SHORT EXERCISE>
Using the material below, copy every line where "Billion" appears.
--- BEGIN RECORDS TO PROCESS ---
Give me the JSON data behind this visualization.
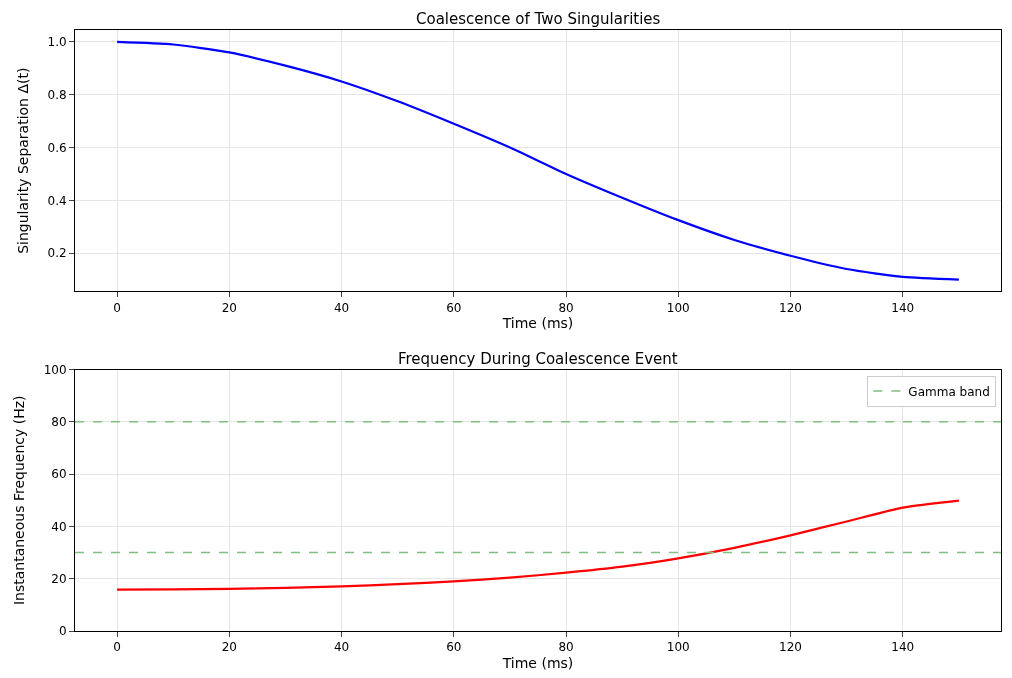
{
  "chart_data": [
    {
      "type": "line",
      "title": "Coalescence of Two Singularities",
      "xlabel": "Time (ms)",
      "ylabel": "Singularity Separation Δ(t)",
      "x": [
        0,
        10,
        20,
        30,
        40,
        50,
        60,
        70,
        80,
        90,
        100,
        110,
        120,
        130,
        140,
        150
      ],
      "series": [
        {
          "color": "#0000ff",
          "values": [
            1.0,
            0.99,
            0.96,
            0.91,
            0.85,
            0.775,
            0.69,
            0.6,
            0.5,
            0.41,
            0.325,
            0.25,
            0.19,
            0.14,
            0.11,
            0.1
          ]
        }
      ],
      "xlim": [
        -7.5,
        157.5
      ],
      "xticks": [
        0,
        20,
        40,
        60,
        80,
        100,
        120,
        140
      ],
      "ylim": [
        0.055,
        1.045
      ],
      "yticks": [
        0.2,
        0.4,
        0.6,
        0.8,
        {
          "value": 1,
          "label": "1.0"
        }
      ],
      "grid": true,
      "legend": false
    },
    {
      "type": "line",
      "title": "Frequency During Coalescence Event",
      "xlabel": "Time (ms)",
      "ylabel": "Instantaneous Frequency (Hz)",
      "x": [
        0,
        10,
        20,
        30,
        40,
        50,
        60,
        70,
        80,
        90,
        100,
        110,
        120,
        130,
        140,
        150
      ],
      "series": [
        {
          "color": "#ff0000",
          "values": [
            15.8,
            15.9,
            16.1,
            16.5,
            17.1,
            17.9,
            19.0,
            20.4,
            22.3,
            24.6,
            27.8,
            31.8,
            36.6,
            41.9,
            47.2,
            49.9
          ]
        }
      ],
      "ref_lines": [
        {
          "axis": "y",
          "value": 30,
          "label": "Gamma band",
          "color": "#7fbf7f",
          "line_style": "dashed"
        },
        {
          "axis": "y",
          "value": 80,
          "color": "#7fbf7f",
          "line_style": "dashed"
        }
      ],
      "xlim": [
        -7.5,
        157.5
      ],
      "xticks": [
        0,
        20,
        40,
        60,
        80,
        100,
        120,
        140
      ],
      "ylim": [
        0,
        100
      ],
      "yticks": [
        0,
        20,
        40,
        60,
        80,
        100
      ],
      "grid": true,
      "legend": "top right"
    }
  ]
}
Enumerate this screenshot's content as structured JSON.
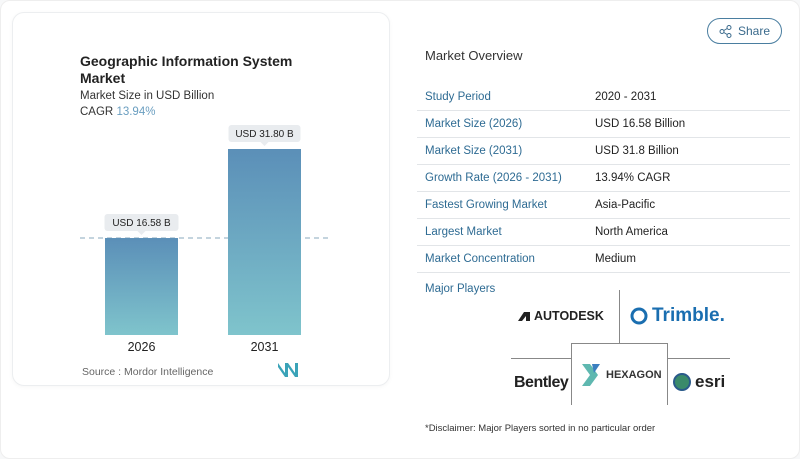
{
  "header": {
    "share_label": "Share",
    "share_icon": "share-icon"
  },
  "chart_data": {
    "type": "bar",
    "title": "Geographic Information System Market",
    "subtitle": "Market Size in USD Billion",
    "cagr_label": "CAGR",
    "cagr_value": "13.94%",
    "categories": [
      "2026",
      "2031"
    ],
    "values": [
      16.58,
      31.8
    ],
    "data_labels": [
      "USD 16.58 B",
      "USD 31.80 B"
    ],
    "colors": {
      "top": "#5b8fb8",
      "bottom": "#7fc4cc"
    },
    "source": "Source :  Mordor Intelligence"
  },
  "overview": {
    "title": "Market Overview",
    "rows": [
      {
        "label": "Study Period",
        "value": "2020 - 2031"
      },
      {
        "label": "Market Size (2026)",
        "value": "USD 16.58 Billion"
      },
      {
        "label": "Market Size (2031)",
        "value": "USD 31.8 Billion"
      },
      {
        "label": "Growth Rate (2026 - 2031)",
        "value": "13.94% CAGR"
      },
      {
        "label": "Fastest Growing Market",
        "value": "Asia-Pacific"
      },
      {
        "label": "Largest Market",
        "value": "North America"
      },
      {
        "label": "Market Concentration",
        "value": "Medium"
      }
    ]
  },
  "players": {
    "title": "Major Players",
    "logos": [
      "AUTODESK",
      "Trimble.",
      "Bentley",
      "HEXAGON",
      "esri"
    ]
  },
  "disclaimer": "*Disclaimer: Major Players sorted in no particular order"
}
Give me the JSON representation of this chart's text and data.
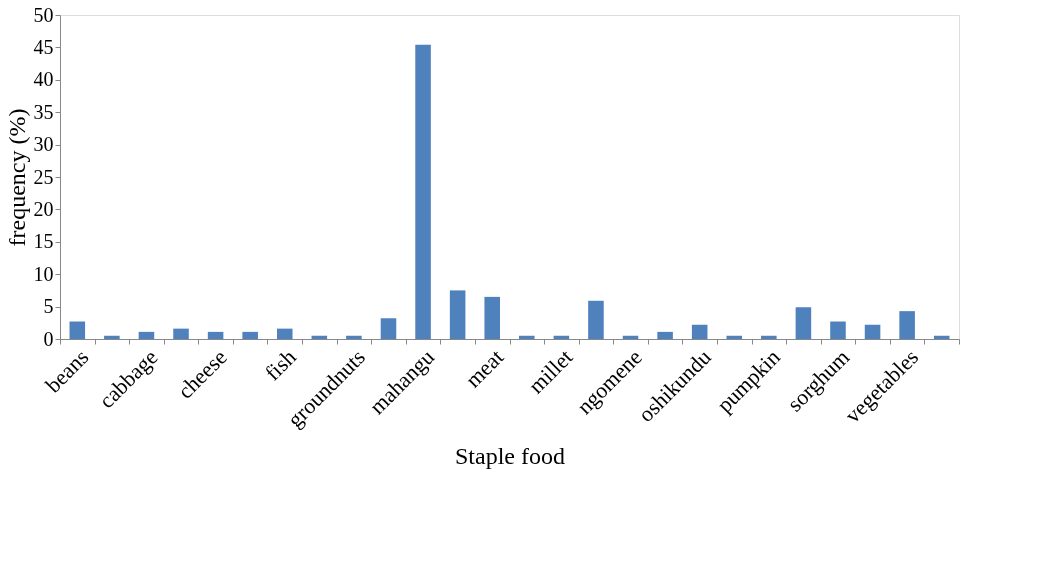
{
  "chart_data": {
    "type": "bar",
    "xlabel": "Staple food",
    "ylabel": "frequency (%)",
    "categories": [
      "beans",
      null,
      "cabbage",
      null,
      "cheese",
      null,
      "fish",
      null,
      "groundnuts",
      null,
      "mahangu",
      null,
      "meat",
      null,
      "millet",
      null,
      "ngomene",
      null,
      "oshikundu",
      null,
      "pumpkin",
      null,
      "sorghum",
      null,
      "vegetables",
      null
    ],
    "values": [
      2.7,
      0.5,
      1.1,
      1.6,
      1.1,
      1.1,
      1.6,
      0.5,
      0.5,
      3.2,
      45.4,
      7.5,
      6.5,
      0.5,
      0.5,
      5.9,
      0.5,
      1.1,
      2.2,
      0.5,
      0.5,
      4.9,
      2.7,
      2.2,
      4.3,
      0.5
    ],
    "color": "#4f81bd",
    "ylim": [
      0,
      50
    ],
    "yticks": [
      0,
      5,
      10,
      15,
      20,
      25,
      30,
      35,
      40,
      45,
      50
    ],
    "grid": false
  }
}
--- END RECORDS TO PROCESS ---
SOLUTION TO THIS EXERCISE>
    "subtitle": "Market Size in USD Billion",
        "value": "USD 16.58 Billion"
        "value": "USD 31.8 Billion"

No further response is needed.